[What to work on] Return each line of the listing that contains the string "JSON".

[Records shown]

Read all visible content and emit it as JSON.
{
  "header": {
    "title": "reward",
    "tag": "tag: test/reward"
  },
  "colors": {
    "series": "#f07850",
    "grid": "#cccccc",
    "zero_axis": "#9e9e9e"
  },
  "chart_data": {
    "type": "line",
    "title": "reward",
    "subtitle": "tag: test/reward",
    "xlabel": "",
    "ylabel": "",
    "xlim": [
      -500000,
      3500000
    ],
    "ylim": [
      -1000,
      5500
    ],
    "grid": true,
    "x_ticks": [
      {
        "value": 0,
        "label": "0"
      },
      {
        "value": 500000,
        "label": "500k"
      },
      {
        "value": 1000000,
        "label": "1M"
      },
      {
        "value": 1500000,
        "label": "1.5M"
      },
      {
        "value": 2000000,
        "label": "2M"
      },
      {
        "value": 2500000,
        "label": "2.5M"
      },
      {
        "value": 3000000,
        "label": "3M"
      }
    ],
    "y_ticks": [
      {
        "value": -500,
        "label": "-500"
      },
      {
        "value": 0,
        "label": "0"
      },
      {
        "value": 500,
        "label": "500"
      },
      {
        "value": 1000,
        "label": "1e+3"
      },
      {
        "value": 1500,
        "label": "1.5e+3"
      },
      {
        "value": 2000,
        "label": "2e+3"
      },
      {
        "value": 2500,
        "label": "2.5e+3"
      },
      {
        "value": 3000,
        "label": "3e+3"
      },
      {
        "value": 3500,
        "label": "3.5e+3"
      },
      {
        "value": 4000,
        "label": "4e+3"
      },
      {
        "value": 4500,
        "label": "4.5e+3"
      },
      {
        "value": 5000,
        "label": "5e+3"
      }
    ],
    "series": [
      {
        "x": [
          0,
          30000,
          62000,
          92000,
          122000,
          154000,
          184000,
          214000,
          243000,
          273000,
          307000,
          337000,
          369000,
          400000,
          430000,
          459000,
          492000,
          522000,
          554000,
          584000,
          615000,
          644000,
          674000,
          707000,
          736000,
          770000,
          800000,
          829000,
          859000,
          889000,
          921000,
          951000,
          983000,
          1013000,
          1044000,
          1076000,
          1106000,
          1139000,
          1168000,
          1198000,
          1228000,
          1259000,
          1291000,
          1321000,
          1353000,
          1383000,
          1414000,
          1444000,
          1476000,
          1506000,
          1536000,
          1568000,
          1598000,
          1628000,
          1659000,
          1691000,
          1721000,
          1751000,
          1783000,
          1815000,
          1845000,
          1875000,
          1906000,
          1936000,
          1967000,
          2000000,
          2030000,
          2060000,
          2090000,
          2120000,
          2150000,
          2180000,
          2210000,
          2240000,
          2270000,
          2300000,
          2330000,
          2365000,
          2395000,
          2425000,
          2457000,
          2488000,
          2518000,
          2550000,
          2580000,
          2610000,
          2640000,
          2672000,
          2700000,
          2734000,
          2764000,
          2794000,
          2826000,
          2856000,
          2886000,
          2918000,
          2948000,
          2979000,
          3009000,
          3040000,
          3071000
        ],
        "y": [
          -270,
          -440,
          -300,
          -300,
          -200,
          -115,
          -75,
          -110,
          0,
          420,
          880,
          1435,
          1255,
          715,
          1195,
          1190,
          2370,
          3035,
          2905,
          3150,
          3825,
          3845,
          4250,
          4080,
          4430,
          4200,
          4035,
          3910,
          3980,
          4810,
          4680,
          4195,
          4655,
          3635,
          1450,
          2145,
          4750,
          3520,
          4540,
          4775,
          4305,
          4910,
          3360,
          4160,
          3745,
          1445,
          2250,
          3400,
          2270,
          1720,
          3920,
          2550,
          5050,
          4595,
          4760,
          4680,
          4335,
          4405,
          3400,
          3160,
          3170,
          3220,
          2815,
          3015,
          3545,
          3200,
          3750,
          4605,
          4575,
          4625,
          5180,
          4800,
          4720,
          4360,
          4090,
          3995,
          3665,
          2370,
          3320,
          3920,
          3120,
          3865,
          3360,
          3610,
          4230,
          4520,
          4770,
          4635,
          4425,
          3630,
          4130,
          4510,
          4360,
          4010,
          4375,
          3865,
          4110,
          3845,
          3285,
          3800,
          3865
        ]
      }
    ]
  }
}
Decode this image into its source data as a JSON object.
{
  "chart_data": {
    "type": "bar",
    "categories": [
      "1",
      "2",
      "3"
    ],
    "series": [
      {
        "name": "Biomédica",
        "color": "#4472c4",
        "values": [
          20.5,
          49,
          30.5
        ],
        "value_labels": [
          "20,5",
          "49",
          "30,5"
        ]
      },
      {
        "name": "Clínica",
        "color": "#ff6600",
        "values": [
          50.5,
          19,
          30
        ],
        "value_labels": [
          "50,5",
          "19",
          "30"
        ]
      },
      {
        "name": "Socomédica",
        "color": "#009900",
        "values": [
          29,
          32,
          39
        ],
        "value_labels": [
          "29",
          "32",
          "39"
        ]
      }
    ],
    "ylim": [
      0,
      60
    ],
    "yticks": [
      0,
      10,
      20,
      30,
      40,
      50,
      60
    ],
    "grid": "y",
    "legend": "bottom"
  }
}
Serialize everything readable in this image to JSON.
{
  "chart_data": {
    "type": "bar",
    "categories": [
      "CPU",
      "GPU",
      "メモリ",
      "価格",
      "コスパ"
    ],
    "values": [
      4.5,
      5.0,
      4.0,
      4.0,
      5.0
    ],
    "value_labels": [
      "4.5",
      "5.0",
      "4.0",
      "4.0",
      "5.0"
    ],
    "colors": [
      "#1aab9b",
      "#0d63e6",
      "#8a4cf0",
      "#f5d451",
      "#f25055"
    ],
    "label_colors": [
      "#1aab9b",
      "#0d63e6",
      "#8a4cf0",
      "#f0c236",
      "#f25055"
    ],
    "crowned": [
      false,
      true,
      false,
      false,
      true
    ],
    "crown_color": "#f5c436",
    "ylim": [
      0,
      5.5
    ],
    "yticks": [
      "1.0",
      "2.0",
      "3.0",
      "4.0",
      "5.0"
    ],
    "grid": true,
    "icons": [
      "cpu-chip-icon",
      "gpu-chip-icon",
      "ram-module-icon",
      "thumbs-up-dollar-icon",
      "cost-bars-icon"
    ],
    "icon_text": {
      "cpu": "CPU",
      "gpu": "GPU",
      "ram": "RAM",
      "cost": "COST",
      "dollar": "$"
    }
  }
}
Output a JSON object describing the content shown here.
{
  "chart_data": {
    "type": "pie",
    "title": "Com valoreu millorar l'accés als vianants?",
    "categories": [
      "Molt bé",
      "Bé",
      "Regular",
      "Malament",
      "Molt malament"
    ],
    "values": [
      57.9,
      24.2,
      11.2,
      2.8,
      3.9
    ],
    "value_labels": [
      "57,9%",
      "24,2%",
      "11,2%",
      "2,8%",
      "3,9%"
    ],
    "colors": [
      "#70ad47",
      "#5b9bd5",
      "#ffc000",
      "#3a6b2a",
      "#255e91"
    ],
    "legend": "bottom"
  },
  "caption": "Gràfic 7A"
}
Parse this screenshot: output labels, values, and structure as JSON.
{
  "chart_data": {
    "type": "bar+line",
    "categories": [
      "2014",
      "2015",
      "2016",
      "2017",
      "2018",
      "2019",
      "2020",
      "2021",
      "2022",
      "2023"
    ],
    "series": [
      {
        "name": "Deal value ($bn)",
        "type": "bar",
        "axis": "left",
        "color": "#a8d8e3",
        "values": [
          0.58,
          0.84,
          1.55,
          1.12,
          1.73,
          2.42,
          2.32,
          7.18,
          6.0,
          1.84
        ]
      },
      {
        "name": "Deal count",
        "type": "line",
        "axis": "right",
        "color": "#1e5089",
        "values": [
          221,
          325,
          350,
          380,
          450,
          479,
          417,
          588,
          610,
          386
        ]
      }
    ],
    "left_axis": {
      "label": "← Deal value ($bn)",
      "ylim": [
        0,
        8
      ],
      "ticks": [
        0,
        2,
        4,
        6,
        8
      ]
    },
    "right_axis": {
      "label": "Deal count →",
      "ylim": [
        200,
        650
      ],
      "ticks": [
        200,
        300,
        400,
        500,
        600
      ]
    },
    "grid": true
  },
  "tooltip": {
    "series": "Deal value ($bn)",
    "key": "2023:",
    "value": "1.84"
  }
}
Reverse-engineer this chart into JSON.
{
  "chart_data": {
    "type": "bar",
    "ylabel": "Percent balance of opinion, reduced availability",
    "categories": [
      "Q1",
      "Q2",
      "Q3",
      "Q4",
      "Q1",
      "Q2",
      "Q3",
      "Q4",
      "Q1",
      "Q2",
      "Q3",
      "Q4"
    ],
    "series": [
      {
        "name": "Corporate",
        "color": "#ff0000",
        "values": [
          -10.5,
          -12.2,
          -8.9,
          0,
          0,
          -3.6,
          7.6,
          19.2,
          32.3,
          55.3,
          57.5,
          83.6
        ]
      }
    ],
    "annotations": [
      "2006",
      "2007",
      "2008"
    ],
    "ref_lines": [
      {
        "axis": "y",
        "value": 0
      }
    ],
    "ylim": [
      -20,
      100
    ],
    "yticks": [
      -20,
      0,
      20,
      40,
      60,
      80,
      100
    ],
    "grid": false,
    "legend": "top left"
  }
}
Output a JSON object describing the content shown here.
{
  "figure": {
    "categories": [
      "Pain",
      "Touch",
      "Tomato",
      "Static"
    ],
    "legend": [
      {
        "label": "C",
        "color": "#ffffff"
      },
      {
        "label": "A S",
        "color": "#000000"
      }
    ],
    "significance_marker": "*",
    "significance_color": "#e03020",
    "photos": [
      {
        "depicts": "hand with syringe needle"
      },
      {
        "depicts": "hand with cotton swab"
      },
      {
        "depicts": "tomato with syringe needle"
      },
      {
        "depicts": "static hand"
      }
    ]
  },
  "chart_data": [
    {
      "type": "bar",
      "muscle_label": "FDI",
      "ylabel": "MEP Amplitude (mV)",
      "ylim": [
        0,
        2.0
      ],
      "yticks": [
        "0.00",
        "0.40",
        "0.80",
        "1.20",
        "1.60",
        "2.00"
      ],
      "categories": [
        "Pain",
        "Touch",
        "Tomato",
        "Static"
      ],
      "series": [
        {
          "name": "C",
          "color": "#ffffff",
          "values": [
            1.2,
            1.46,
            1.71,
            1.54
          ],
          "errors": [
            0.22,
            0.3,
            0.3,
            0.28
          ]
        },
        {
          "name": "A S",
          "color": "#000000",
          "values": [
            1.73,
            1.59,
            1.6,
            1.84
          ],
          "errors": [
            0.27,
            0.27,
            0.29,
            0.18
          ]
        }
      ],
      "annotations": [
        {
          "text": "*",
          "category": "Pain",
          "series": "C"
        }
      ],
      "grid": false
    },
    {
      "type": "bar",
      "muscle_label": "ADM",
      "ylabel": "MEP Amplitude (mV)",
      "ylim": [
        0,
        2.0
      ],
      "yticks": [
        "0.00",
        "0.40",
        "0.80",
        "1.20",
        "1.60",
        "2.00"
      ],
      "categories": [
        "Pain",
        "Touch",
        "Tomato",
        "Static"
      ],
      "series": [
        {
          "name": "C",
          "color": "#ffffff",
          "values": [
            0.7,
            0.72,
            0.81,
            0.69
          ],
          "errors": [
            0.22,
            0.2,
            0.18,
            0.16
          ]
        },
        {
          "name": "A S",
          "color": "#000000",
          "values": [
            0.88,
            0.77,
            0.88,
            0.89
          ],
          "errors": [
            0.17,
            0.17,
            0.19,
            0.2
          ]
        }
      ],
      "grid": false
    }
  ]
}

[Task response]
Read all visible content and emit it as JSON.
Decode this image into its source data as a JSON object.
Serialize everything readable in this image to JSON.
Output a JSON object describing the content shown here.
Parse this screenshot: output labels, values, and structure as JSON.
Reverse-engineer this chart into JSON.
Output a JSON object describing the content shown here.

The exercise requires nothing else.